__GOAL__. Your task is to copy every line of the entries that contains "JSON".

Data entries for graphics
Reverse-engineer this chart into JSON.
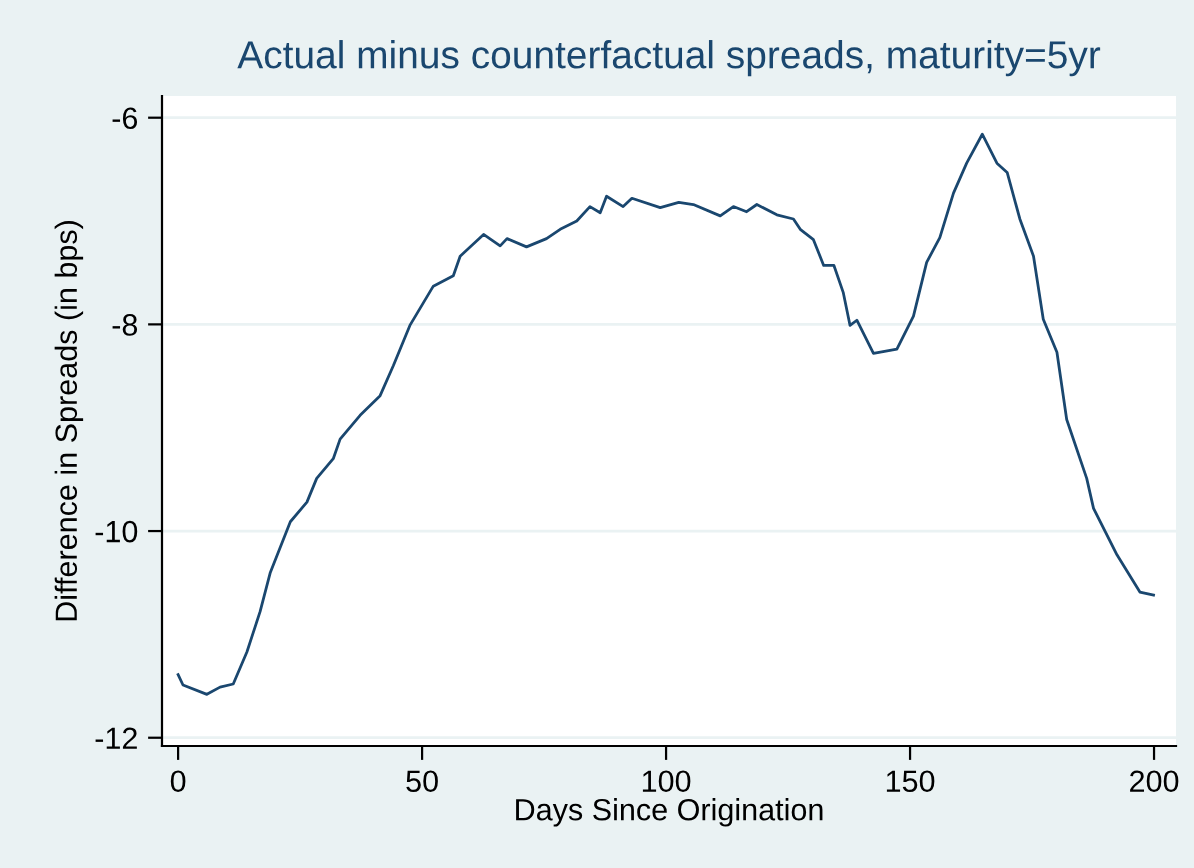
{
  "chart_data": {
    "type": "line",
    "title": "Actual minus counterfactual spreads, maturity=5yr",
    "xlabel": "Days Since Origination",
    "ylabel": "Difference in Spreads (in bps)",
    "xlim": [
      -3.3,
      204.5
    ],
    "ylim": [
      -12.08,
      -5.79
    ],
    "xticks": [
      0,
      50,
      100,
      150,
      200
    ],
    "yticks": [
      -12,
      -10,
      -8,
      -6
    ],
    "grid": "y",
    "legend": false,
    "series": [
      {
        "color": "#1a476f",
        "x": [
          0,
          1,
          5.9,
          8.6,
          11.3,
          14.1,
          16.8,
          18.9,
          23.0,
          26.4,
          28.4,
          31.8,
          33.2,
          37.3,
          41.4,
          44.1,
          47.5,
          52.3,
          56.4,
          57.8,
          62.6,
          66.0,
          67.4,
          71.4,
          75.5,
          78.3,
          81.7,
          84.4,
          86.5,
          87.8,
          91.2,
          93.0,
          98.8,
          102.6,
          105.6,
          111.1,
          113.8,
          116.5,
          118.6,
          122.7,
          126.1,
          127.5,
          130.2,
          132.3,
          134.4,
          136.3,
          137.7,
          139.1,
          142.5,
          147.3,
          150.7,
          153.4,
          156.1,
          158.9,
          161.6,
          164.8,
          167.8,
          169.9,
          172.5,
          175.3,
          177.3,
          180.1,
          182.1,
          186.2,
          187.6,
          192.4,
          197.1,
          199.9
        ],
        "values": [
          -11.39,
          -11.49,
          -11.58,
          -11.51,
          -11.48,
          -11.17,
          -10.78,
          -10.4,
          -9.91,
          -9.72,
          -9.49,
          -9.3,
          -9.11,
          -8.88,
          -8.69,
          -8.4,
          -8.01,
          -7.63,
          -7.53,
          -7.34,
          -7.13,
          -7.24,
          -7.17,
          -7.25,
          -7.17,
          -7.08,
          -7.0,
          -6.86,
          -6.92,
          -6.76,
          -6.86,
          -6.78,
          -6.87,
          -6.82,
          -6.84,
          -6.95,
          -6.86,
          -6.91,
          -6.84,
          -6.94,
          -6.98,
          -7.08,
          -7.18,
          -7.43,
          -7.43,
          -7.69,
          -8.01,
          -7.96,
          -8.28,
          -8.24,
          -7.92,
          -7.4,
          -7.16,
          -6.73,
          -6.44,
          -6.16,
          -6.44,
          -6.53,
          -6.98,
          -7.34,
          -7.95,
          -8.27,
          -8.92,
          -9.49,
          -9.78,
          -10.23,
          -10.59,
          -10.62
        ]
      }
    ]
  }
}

--

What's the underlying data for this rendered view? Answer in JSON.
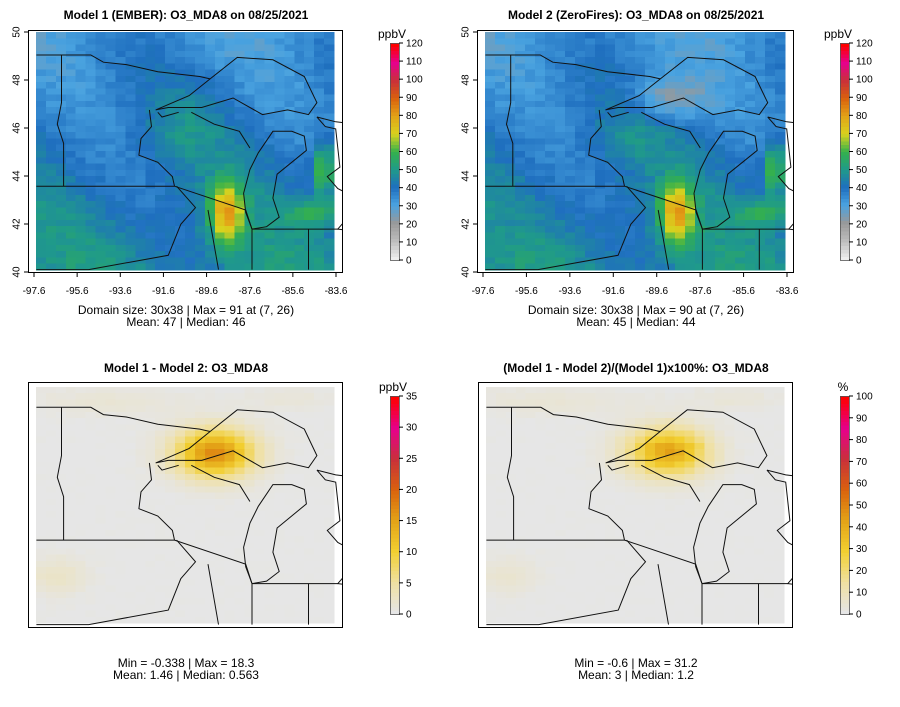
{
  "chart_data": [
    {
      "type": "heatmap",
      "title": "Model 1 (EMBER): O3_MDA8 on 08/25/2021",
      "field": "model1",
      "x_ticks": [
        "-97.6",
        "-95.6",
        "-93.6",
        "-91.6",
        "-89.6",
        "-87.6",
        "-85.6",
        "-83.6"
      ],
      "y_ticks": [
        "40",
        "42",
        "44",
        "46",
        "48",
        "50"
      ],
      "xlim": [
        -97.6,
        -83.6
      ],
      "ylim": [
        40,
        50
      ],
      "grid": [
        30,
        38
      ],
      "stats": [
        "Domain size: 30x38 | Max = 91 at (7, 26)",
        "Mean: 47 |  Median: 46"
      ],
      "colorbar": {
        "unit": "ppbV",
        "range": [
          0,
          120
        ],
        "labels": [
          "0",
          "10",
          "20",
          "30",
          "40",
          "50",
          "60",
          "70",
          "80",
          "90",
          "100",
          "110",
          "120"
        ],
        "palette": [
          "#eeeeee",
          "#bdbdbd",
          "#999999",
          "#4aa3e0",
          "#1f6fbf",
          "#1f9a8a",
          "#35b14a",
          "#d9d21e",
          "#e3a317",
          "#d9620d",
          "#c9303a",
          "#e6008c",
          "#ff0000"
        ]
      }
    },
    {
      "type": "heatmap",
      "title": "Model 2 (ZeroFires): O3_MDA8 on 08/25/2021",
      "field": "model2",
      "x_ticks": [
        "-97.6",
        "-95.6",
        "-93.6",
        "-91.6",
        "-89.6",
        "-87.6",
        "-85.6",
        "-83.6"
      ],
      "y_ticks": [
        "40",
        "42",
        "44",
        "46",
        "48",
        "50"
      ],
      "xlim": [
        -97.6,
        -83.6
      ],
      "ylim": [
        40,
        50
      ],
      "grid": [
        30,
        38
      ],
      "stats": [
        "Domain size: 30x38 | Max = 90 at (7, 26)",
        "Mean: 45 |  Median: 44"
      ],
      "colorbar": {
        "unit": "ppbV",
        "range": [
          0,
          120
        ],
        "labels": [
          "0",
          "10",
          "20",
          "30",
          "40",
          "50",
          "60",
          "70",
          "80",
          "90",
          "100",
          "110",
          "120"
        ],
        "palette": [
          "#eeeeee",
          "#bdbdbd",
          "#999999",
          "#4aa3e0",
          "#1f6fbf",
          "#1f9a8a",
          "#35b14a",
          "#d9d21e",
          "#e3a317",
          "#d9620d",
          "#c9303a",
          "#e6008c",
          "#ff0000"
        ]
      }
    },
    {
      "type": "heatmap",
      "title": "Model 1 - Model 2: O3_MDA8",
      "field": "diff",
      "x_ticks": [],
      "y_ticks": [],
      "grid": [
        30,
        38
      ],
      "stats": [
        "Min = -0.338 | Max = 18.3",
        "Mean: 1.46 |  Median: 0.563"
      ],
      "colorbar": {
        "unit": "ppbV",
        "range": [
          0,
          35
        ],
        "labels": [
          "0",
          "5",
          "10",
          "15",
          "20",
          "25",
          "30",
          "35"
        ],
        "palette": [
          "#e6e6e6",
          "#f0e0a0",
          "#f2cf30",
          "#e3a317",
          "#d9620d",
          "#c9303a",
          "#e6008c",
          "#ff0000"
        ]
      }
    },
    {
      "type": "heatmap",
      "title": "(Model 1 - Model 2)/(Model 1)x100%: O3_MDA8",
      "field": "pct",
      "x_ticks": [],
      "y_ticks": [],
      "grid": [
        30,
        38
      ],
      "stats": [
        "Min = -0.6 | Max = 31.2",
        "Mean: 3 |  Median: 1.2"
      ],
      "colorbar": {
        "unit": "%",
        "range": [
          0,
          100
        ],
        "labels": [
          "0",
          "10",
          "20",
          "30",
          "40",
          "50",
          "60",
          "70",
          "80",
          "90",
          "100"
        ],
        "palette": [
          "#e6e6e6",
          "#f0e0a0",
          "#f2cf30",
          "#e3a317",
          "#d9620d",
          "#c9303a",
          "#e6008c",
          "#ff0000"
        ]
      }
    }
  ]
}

__ANSWER FOR THE TASK__.
Reverse-engineer this chart into JSON.
What's the underlying data for this rendered view? Answer in JSON.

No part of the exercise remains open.